**SOURCE TEXT:**
::::
Judge Gest in his opinion upon the exceptions referred to the decisions of this court and of the Supreme Court concerning the share pertaining to Francis Lafferty, and he pointed out that Francis Lafferty’s share passed to his children, either through the exercise of the power of appointment under clause seven of Charles Lafferty’s will, or it passed to them directly in default of such exercise under clause eight. With this conclusion I agree, and incline to the view that the decision of Judge Anderson, which was reversed by the Supreme Court as reported in 230 Pa. 496, should have been reversed on the ground not only that the law in the case had already been established, but also because Francis Lafferty’s share would have vested in his children by virtue of clause eight of the will if the power of appointment were not properly exercised.
Mr. Donoghue, representing Edward L. Carr, son of Rose E. Carr, has contended with much ability that the respective shares of the corpus all vest upon the termination of the trust and not upon the death of each of the testator’s children. In support of his contention, he argues that the will shows plainly that the testator intended that the estate should be kept within his blood, according to the general scheme of his will. His argument has failed to convince me that the construction heretofore placed upon the will is not correct, to wit, that upon the death of each child there vested in the issue of such child, whether by virtue of the exercise of the power of appointment or in default thereof, an absolute estate, the enjoyment of which was postponed until the termination of the trust. Nor has he convinced me that this court is competent to decide the question otherwise than in accordance with the decisions heretofore rendered in this estate.
::::
**RECORD EXTRACTS:**

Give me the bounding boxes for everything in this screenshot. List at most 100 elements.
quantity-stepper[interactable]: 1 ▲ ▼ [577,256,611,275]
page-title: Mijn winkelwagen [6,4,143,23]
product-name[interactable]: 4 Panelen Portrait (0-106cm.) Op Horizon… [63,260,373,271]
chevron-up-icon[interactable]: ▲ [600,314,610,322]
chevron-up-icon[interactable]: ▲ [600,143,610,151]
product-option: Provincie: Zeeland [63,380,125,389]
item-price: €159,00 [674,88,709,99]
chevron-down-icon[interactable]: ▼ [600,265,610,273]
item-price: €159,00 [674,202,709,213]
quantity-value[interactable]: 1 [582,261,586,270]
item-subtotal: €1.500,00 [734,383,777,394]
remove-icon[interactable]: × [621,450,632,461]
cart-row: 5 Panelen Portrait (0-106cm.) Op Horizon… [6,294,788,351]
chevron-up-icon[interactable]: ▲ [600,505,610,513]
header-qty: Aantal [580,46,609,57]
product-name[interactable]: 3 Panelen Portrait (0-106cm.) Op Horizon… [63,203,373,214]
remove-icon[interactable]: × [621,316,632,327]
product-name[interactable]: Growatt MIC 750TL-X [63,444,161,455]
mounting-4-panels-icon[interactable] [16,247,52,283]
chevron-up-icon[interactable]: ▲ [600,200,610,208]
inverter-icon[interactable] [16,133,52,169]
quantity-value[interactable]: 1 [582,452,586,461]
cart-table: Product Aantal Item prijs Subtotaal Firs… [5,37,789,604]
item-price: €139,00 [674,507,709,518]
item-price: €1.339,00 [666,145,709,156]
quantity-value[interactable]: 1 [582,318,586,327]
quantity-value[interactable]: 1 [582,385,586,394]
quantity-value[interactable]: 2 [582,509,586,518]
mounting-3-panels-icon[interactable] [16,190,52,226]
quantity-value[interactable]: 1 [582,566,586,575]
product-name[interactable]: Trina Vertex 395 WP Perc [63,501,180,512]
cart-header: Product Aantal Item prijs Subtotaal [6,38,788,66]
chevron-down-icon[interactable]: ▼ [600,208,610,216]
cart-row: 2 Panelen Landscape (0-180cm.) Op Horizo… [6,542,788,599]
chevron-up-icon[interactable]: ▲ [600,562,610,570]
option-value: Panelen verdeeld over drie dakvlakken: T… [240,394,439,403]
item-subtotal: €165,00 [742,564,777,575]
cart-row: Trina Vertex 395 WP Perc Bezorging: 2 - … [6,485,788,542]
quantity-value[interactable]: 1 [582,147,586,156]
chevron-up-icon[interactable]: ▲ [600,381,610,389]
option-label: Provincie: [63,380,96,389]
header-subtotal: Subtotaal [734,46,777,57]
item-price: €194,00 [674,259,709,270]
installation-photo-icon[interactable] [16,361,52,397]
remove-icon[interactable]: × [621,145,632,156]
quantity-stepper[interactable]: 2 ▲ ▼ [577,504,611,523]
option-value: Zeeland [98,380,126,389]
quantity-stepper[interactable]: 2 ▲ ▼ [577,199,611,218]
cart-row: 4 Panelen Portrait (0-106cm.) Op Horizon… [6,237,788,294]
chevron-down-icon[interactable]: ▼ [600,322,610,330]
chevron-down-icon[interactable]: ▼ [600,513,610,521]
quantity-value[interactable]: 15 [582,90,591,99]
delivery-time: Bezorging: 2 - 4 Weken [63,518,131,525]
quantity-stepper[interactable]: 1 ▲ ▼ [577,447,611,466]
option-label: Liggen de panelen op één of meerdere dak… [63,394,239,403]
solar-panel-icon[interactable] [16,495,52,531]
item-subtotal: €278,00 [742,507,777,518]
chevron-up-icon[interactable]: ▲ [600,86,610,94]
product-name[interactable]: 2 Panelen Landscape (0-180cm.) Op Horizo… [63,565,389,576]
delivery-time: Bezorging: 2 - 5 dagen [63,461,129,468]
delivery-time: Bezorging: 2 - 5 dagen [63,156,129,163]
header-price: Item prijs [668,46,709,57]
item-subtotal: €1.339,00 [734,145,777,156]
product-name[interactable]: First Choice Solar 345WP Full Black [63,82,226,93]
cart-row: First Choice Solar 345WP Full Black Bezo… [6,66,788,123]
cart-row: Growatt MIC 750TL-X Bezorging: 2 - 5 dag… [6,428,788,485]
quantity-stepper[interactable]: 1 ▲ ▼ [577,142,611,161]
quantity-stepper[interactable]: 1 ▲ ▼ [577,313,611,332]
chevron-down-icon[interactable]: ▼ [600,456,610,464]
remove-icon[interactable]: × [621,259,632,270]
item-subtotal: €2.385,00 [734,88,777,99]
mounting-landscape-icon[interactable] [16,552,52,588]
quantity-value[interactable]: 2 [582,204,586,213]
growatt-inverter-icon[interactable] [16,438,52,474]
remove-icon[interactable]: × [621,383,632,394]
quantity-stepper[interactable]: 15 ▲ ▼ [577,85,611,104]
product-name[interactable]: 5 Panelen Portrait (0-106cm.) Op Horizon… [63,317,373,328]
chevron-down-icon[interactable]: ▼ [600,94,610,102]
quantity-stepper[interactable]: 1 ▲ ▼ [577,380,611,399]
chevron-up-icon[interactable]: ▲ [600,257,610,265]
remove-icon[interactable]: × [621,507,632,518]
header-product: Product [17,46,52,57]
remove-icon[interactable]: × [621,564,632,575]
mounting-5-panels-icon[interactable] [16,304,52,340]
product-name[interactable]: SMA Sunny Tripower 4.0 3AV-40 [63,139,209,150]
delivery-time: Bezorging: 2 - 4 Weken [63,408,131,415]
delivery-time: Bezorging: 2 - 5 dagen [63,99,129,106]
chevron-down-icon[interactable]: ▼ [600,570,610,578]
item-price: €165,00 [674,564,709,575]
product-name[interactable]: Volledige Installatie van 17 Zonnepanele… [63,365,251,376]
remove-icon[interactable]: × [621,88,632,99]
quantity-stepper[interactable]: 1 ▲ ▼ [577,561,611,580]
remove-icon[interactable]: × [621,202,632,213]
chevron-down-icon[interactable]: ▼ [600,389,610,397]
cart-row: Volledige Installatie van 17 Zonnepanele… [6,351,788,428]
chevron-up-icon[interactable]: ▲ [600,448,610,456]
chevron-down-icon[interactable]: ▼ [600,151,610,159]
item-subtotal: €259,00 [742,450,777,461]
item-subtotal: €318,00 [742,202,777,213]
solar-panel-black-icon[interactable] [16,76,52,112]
::::
**WHAT YOU WILL DO:**
A – Please repeat the records word for word, from their first line up to and including the line containing "remove-icon[interactable]: × [621,450,632,461]".
B – Carry on the court opinion on Charles Lafferty's will from the point where it stops.

**EXPECTED ANSWERS:**
A –
Give me the bounding boxes for everything in this screenshot. List at most 100 elements.
quantity-stepper[interactable]: 1 ▲ ▼ [577,256,611,275]
page-title: Mijn winkelwagen [6,4,143,23]
product-name[interactable]: 4 Panelen Portrait (0-106cm.) Op Horizon… [63,260,373,271]
chevron-up-icon[interactable]: ▲ [600,314,610,322]
chevron-up-icon[interactable]: ▲ [600,143,610,151]
product-option: Provincie: Zeeland [63,380,125,389]
item-price: €159,00 [674,88,709,99]
chevron-down-icon[interactable]: ▼ [600,265,610,273]
item-price: €159,00 [674,202,709,213]
quantity-value[interactable]: 1 [582,261,586,270]
item-subtotal: €1.500,00 [734,383,777,394]
remove-icon[interactable]: × [621,450,632,461]

B –
The law of this case is as follows: Upon a valid exercise by a child of the testator of the power of appointment given by paragraph seven of the will, as in the case of Charles H. Lafferty in favor of his five children, each of them acquired absolute ownership of the share so appointed, although possession of the legal estate was postponed until the termination of the trust. In default of exercise of the power of appointment, as in the case of Patrick Lafferty, each of his children acquired absolute ownership of his or her proportionate part of the father’s share under the terms of paragraph eight, subject to like postponement of possession. In the ease of Francis Lafferty, by virtue of the decision rendered by Judge Penrose, and affirmed in 209 Pa. 44, and 230 Pa. 496, Rose E. Carr and Charles B. Lafferty each acquired absolute ownership of one-half of the share of their father, Francis Lafferty, also subject to like postponement of possession, and the same estate would have vested in them under the provisions of clause eight of the will had the power of appointment been found to have been improperly exercised.
The decisions referred to relate only to the distribution of income. Judge Gest concluded his opinion with a paragraph to the effect that the scope of his decree is limited to the distribution of income only, and that the rights of the parties who might be entitled ultimately to the principal of the estate are not thereby determined. But in order to fix the distribution of such income it was necessary to determine the quality of the estate acquired by the grandchildren of the testator in each of the two cases, that is to say, the source whence the income came. In each case the nature of the estate which vested in the testator’s children has been definitely and explicitly determined. Independently of such decisions, I am of the opinion that the children of Francis and Pat*46rick, upon the death of their respective parents, acquired absolute ownership of the shares which passed to them by the exercise of the power of appointment in the one case, and in default thereof in the other, possession in each case being postponed until the termination of the trust estate.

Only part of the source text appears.